» **Stated task**
Output the full listing below exactly as it reads, and skip anything that is a picture.

» **Dataset records on visual material**
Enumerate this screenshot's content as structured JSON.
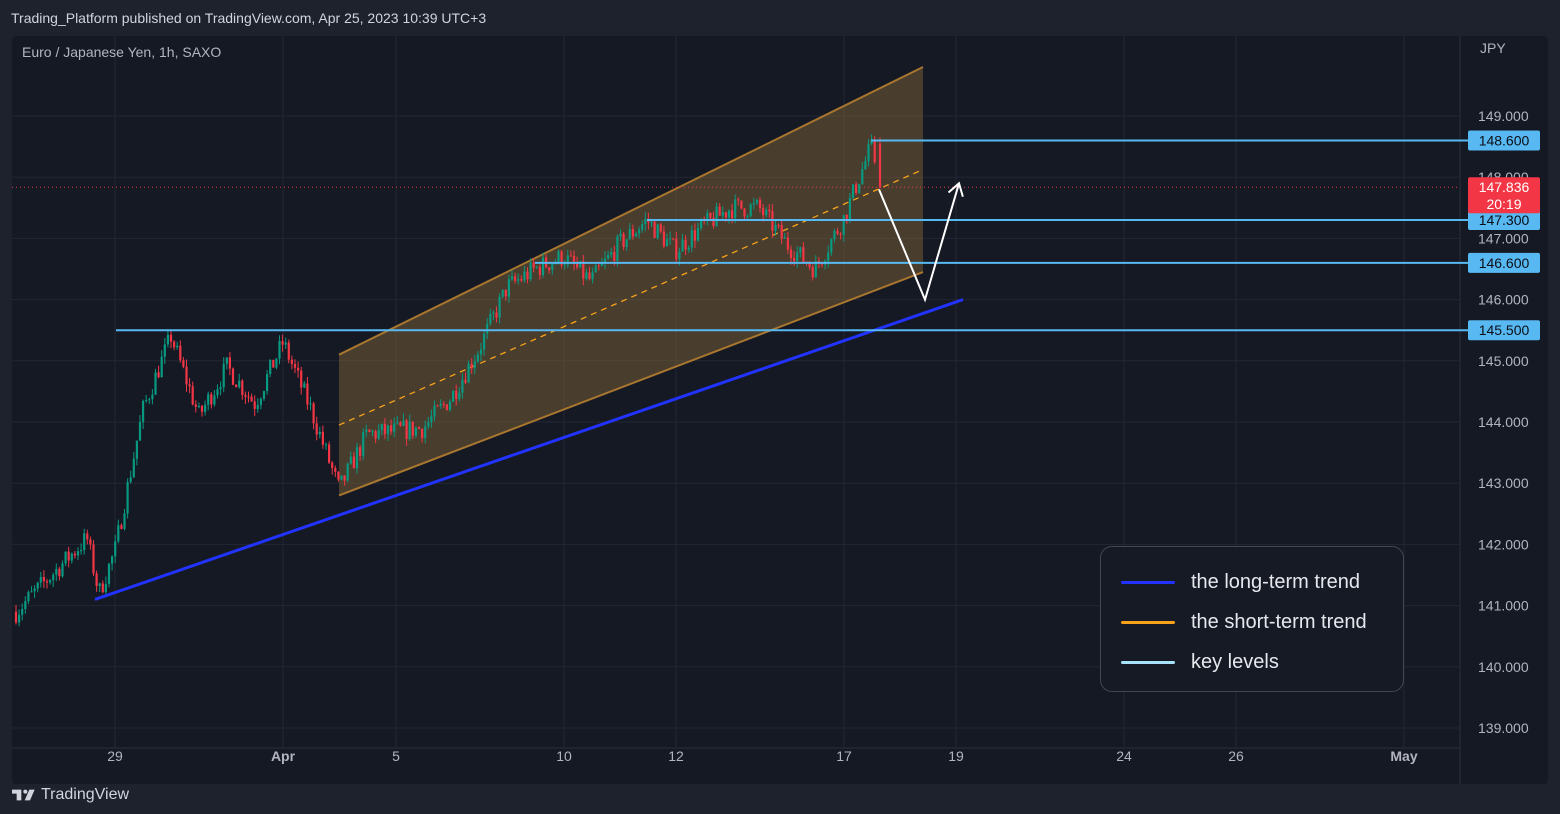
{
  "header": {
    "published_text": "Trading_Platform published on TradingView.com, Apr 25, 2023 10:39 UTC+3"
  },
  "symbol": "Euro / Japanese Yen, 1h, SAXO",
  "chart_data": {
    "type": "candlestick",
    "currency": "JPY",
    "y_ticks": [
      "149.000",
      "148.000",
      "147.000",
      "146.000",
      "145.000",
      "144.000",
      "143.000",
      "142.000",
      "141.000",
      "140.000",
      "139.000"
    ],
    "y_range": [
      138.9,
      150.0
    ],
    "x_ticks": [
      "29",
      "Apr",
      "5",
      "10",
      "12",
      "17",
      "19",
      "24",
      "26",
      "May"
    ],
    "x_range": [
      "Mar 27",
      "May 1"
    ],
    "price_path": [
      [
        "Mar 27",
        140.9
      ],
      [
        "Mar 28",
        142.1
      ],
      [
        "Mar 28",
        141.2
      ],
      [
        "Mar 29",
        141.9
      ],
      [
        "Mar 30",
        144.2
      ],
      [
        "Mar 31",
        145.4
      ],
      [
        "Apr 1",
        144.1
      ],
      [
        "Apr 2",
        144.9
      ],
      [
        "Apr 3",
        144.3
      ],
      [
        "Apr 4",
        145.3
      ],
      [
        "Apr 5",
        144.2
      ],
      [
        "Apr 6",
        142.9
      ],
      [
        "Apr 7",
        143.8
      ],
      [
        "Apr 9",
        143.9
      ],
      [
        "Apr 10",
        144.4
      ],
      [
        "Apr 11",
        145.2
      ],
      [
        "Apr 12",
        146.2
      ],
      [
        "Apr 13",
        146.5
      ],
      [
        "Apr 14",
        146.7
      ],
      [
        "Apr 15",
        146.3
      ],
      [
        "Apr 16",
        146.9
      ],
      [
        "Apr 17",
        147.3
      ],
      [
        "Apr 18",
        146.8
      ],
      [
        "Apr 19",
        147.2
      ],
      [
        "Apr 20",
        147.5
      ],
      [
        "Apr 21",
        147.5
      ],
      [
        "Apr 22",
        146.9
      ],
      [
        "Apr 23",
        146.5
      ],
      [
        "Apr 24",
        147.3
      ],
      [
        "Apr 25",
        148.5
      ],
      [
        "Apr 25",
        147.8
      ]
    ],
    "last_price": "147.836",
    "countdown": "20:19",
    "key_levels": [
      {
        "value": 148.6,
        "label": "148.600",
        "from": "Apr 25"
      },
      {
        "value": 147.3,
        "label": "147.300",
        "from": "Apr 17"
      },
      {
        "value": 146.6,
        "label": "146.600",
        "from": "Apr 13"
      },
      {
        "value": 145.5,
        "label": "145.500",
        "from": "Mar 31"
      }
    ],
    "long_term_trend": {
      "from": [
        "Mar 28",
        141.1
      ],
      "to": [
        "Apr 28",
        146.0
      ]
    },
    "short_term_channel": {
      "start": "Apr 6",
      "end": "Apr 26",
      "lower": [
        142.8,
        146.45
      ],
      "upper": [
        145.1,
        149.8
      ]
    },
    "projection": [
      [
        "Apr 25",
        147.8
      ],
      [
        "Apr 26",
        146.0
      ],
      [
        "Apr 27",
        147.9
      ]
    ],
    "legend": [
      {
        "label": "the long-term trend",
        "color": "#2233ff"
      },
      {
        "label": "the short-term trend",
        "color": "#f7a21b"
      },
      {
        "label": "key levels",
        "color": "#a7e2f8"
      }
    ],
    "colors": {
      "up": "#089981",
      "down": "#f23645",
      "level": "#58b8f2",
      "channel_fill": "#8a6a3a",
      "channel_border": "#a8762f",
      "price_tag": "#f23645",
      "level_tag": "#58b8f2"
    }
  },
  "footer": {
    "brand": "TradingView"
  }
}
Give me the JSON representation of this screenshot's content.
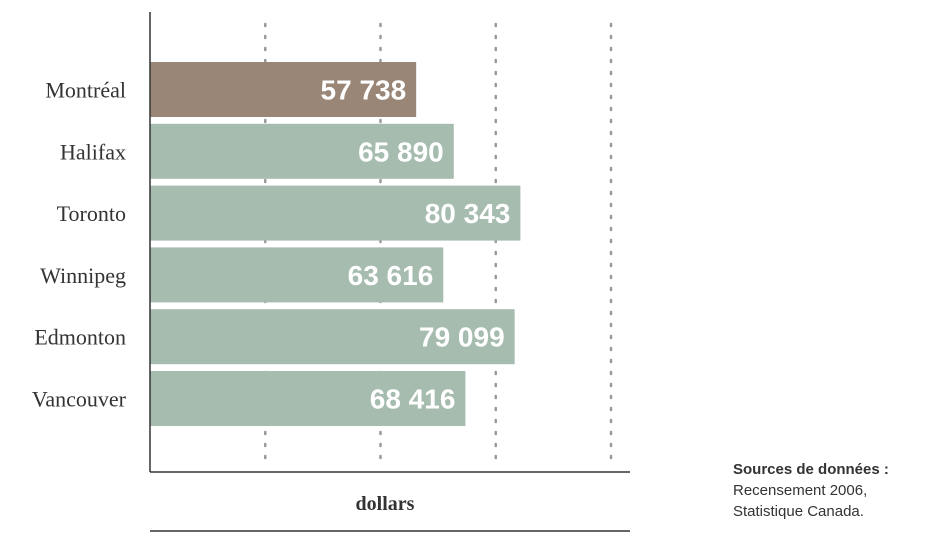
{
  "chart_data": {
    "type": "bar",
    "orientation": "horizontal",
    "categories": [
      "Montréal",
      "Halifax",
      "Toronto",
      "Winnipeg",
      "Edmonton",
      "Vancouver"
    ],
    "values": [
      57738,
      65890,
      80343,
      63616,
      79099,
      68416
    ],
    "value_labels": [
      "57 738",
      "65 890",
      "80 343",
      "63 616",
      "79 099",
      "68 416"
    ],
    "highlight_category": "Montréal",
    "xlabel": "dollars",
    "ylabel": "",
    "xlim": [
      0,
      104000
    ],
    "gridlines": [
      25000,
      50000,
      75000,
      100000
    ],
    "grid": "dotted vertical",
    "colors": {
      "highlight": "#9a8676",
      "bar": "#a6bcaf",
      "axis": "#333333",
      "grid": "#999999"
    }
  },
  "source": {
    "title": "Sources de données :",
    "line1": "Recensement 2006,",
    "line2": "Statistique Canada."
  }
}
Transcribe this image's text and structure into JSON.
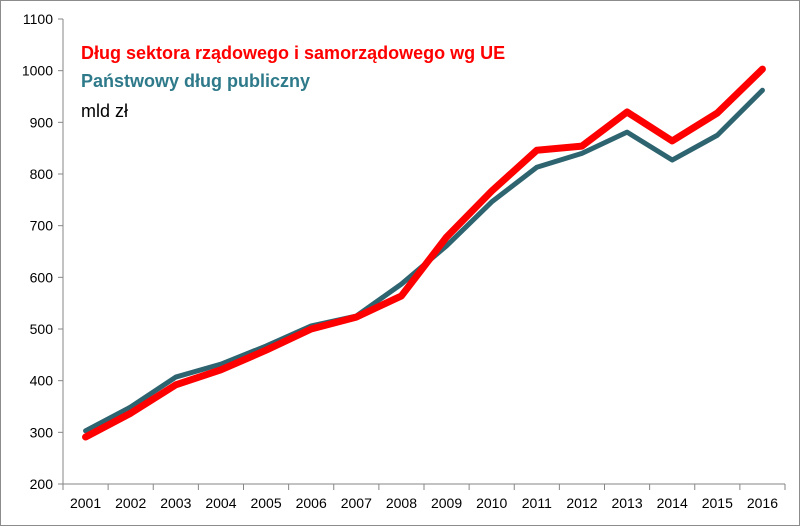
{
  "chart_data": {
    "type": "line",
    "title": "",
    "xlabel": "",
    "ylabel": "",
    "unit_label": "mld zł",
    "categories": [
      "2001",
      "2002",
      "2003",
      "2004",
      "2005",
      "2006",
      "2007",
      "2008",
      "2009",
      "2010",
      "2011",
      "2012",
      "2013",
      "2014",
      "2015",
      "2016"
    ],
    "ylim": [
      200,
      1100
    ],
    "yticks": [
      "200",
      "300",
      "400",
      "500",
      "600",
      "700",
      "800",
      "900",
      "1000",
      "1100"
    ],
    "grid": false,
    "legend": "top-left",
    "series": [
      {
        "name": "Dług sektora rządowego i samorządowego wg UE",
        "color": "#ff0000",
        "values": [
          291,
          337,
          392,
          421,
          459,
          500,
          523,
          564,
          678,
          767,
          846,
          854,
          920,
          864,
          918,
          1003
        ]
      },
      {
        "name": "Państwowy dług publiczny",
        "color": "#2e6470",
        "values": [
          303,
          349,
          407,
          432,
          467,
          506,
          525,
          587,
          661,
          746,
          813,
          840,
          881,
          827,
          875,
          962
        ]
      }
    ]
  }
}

» **Full response**
Enumerate this screenshot's content as structured JSON.
{
  "header": {
    "published_text": "Trading_Platform published on TradingView.com, Apr 25, 2023 10:39 UTC+3"
  },
  "symbol": "Euro / Japanese Yen, 1h, SAXO",
  "chart_data": {
    "type": "candlestick",
    "currency": "JPY",
    "y_ticks": [
      "149.000",
      "148.000",
      "147.000",
      "146.000",
      "145.000",
      "144.000",
      "143.000",
      "142.000",
      "141.000",
      "140.000",
      "139.000"
    ],
    "y_range": [
      138.9,
      150.0
    ],
    "x_ticks": [
      "29",
      "Apr",
      "5",
      "10",
      "12",
      "17",
      "19",
      "24",
      "26",
      "May"
    ],
    "x_range": [
      "Mar 27",
      "May 1"
    ],
    "price_path": [
      [
        "Mar 27",
        140.9
      ],
      [
        "Mar 28",
        142.1
      ],
      [
        "Mar 28",
        141.2
      ],
      [
        "Mar 29",
        141.9
      ],
      [
        "Mar 30",
        144.2
      ],
      [
        "Mar 31",
        145.4
      ],
      [
        "Apr 1",
        144.1
      ],
      [
        "Apr 2",
        144.9
      ],
      [
        "Apr 3",
        144.3
      ],
      [
        "Apr 4",
        145.3
      ],
      [
        "Apr 5",
        144.2
      ],
      [
        "Apr 6",
        142.9
      ],
      [
        "Apr 7",
        143.8
      ],
      [
        "Apr 9",
        143.9
      ],
      [
        "Apr 10",
        144.4
      ],
      [
        "Apr 11",
        145.2
      ],
      [
        "Apr 12",
        146.2
      ],
      [
        "Apr 13",
        146.5
      ],
      [
        "Apr 14",
        146.7
      ],
      [
        "Apr 15",
        146.3
      ],
      [
        "Apr 16",
        146.9
      ],
      [
        "Apr 17",
        147.3
      ],
      [
        "Apr 18",
        146.8
      ],
      [
        "Apr 19",
        147.2
      ],
      [
        "Apr 20",
        147.5
      ],
      [
        "Apr 21",
        147.5
      ],
      [
        "Apr 22",
        146.9
      ],
      [
        "Apr 23",
        146.5
      ],
      [
        "Apr 24",
        147.3
      ],
      [
        "Apr 25",
        148.5
      ],
      [
        "Apr 25",
        147.8
      ]
    ],
    "last_price": "147.836",
    "countdown": "20:19",
    "key_levels": [
      {
        "value": 148.6,
        "label": "148.600",
        "from": "Apr 25"
      },
      {
        "value": 147.3,
        "label": "147.300",
        "from": "Apr 17"
      },
      {
        "value": 146.6,
        "label": "146.600",
        "from": "Apr 13"
      },
      {
        "value": 145.5,
        "label": "145.500",
        "from": "Mar 31"
      }
    ],
    "long_term_trend": {
      "from": [
        "Mar 28",
        141.1
      ],
      "to": [
        "Apr 28",
        146.0
      ]
    },
    "short_term_channel": {
      "start": "Apr 6",
      "end": "Apr 26",
      "lower": [
        142.8,
        146.45
      ],
      "upper": [
        145.1,
        149.8
      ]
    },
    "projection": [
      [
        "Apr 25",
        147.8
      ],
      [
        "Apr 26",
        146.0
      ],
      [
        "Apr 27",
        147.9
      ]
    ],
    "legend": [
      {
        "label": "the long-term trend",
        "color": "#2233ff"
      },
      {
        "label": "the short-term trend",
        "color": "#f7a21b"
      },
      {
        "label": "key levels",
        "color": "#a7e2f8"
      }
    ],
    "colors": {
      "up": "#089981",
      "down": "#f23645",
      "level": "#58b8f2",
      "channel_fill": "#8a6a3a",
      "channel_border": "#a8762f",
      "price_tag": "#f23645",
      "level_tag": "#58b8f2"
    }
  },
  "footer": {
    "brand": "TradingView"
  }
}
Give me the JSON representation of this screenshot's content.
{
  "chart_data": {
    "type": "bar",
    "orientation": "horizontal",
    "categories": [
      "Montréal",
      "Halifax",
      "Toronto",
      "Winnipeg",
      "Edmonton",
      "Vancouver"
    ],
    "values": [
      57738,
      65890,
      80343,
      63616,
      79099,
      68416
    ],
    "value_labels": [
      "57 738",
      "65 890",
      "80 343",
      "63 616",
      "79 099",
      "68 416"
    ],
    "highlight_category": "Montréal",
    "xlabel": "dollars",
    "ylabel": "",
    "xlim": [
      0,
      104000
    ],
    "gridlines": [
      25000,
      50000,
      75000,
      100000
    ],
    "grid": "dotted vertical",
    "colors": {
      "highlight": "#9a8676",
      "bar": "#a6bcaf",
      "axis": "#333333",
      "grid": "#999999"
    }
  },
  "source": {
    "title": "Sources de données :",
    "line1": "Recensement 2006,",
    "line2": "Statistique Canada."
  }
}
Transcribe this image's text and structure into JSON.
{
  "chart_data": {
    "type": "line",
    "title": "",
    "xlabel": "",
    "ylabel": "",
    "unit_label": "mld zł",
    "categories": [
      "2001",
      "2002",
      "2003",
      "2004",
      "2005",
      "2006",
      "2007",
      "2008",
      "2009",
      "2010",
      "2011",
      "2012",
      "2013",
      "2014",
      "2015",
      "2016"
    ],
    "ylim": [
      200,
      1100
    ],
    "yticks": [
      "200",
      "300",
      "400",
      "500",
      "600",
      "700",
      "800",
      "900",
      "1000",
      "1100"
    ],
    "grid": false,
    "legend": "top-left",
    "series": [
      {
        "name": "Dług sektora rządowego i samorządowego wg UE",
        "color": "#ff0000",
        "values": [
          291,
          337,
          392,
          421,
          459,
          500,
          523,
          564,
          678,
          767,
          846,
          854,
          920,
          864,
          918,
          1003
        ]
      },
      {
        "name": "Państwowy dług publiczny",
        "color": "#2e6470",
        "values": [
          303,
          349,
          407,
          432,
          467,
          506,
          525,
          587,
          661,
          746,
          813,
          840,
          881,
          827,
          875,
          962
        ]
      }
    ]
  }
}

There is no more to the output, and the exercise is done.